● Goal: Go through the listing and set it down exactly, leaving out its pictures.
— BEGIN Items —
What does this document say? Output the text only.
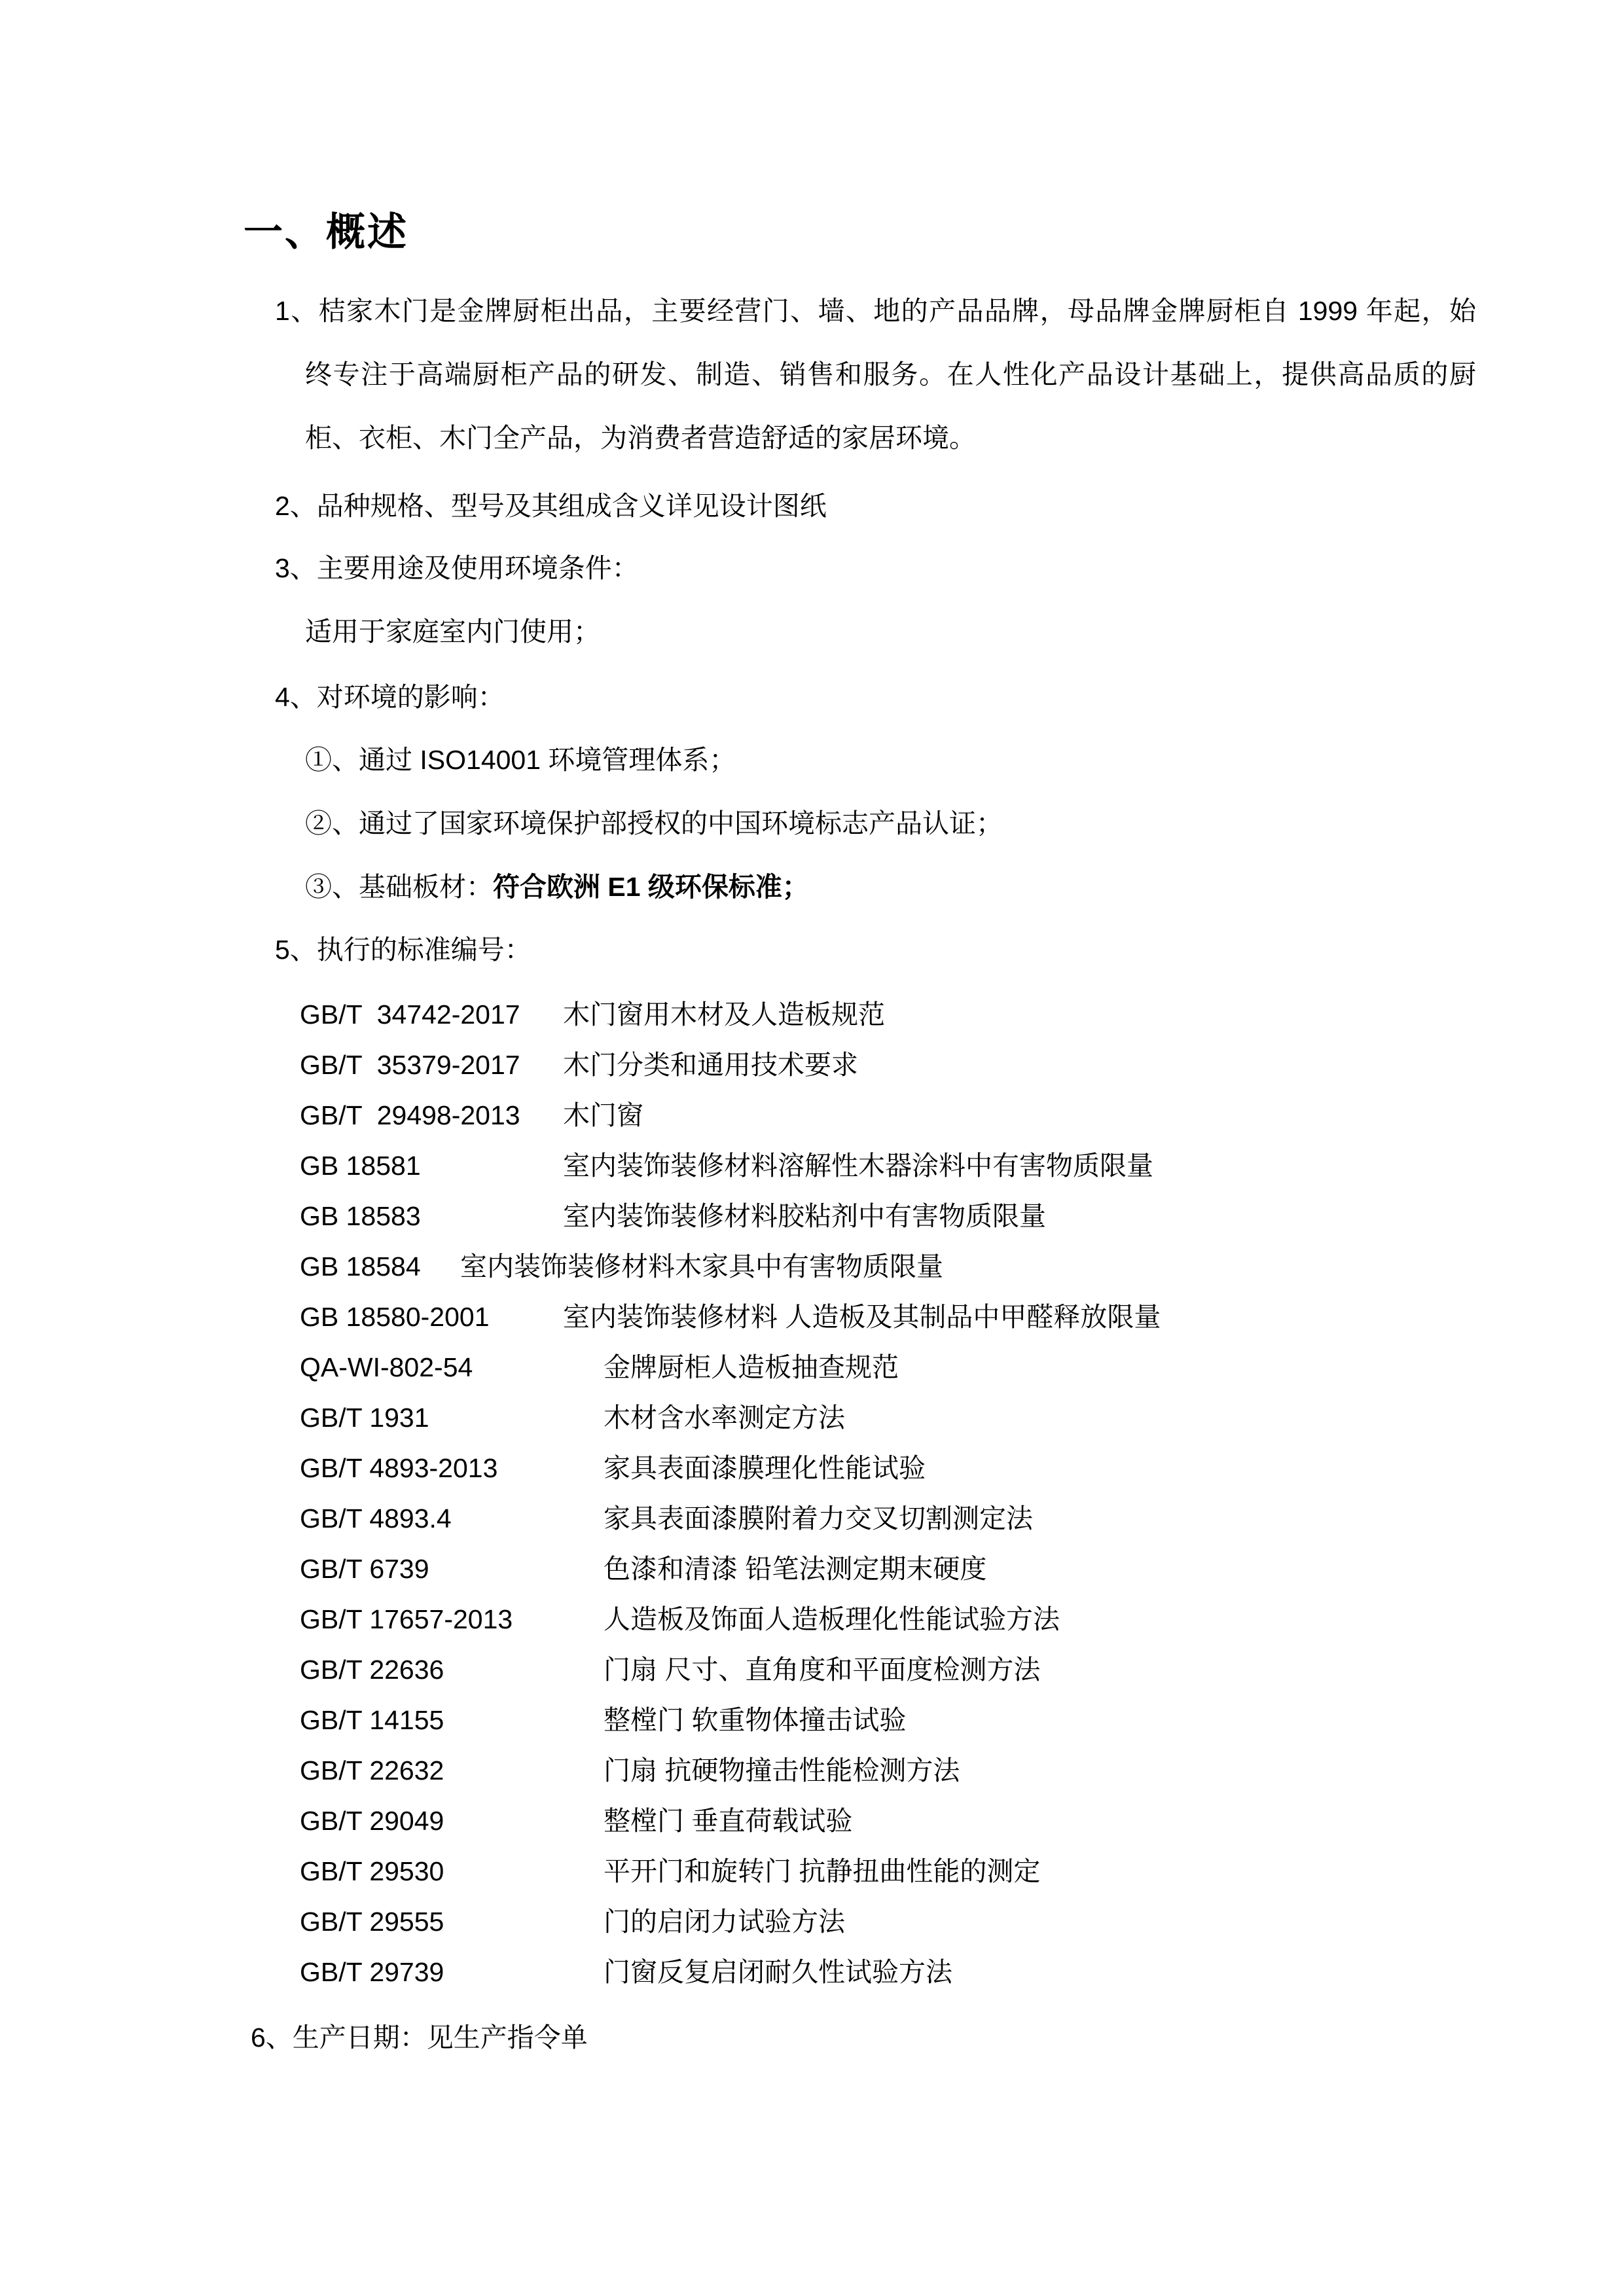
一、概述
1、桔家木门是金牌厨柜出品，主要经营门、墙、地的产品品牌，母品牌金牌厨柜自 1999 年起，始
终专注于高端厨柜产品的研发、制造、销售和服务。在人性化产品设计基础上，提供高品质的厨
柜、衣柜、木门全产品，为消费者营造舒适的家居环境。
2、品种规格、型号及其组成含义详见设计图纸
3、主要用途及使用环境条件：
适用于家庭室内门使用；
4、对环境的影响：
①、通过 ISO14001 环境管理体系；
②、通过了国家环境保护部授权的中国环境标志产品认证；
③、基础板材：符合欧洲 E1 级环保标准；
5、执行的标准编号：
GB/T  34742-2017 木门窗用木材及人造板规范
GB/T  35379-2017 木门分类和通用技术要求
GB/T  29498-2013 木门窗
GB 18581	室内装饰装修材料溶解性木器涂料中有害物质限量
GB 18583	室内装饰装修材料胶粘剂中有害物质限量
GB 18584 室内装饰装修材料木家具中有害物质限量
GB 18580-2001	室内装饰装修材料 人造板及其制品中甲醛释放限量
QA-WI-802-54	金牌厨柜人造板抽查规范
GB/T 1931	木材含水率测定方法
GB/T 4893-2013	家具表面漆膜理化性能试验
GB/T 4893.4	家具表面漆膜附着力交叉切割测定法
GB/T 6739	色漆和清漆 铅笔法测定期末硬度
GB/T 17657-2013	人造板及饰面人造板理化性能试验方法
GB/T 22636	门扇 尺寸、直角度和平面度检测方法
GB/T 14155	整樘门 软重物体撞击试验
GB/T 22632	门扇 抗硬物撞击性能检测方法
GB/T 29049	整樘门 垂直荷载试验
GB/T 29530	平开门和旋转门 抗静扭曲性能的测定
GB/T 29555	门的启闭力试验方法
GB/T 29739	门窗反复启闭耐久性试验方法
6、生产日期：见生产指令单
— END Items —
● Final result:
What does this document say? Output the text only.
一、概述
1、桔家木门是金牌厨柜出品，主要经营门、墙、地的产品品牌，母品牌金牌厨柜自 1999 年起，始
终专注于高端厨柜产品的研发、制造、销售和服务。在人性化产品设计基础上，提供高品质的厨
柜、衣柜、木门全产品，为消费者营造舒适的家居环境。
2、品种规格、型号及其组成含义详见设计图纸
3、主要用途及使用环境条件：
适用于家庭室内门使用；
4、对环境的影响：
①、通过 ISO14001 环境管理体系；
②、通过了国家环境保护部授权的中国环境标志产品认证；
③、基础板材：符合欧洲 E1 级环保标准；
5、执行的标准编号：
GB/T  34742-2017 木门窗用木材及人造板规范
GB/T  35379-2017 木门分类和通用技术要求
GB/T  29498-2013 木门窗
GB 18581	室内装饰装修材料溶解性木器涂料中有害物质限量
GB 18583	室内装饰装修材料胶粘剂中有害物质限量
GB 18584 室内装饰装修材料木家具中有害物质限量
GB 18580-2001	室内装饰装修材料 人造板及其制品中甲醛释放限量
QA-WI-802-54	金牌厨柜人造板抽查规范
GB/T 1931	木材含水率测定方法
GB/T 4893-2013	家具表面漆膜理化性能试验
GB/T 4893.4	家具表面漆膜附着力交叉切割测定法
GB/T 6739	色漆和清漆 铅笔法测定期末硬度
GB/T 17657-2013	人造板及饰面人造板理化性能试验方法
GB/T 22636	门扇 尺寸、直角度和平面度检测方法
GB/T 14155	整樘门 软重物体撞击试验
GB/T 22632	门扇 抗硬物撞击性能检测方法
GB/T 29049	整樘门 垂直荷载试验
GB/T 29530	平开门和旋转门 抗静扭曲性能的测定
GB/T 29555	门的启闭力试验方法
GB/T 29739	门窗反复启闭耐久性试验方法
6、生产日期：见生产指令单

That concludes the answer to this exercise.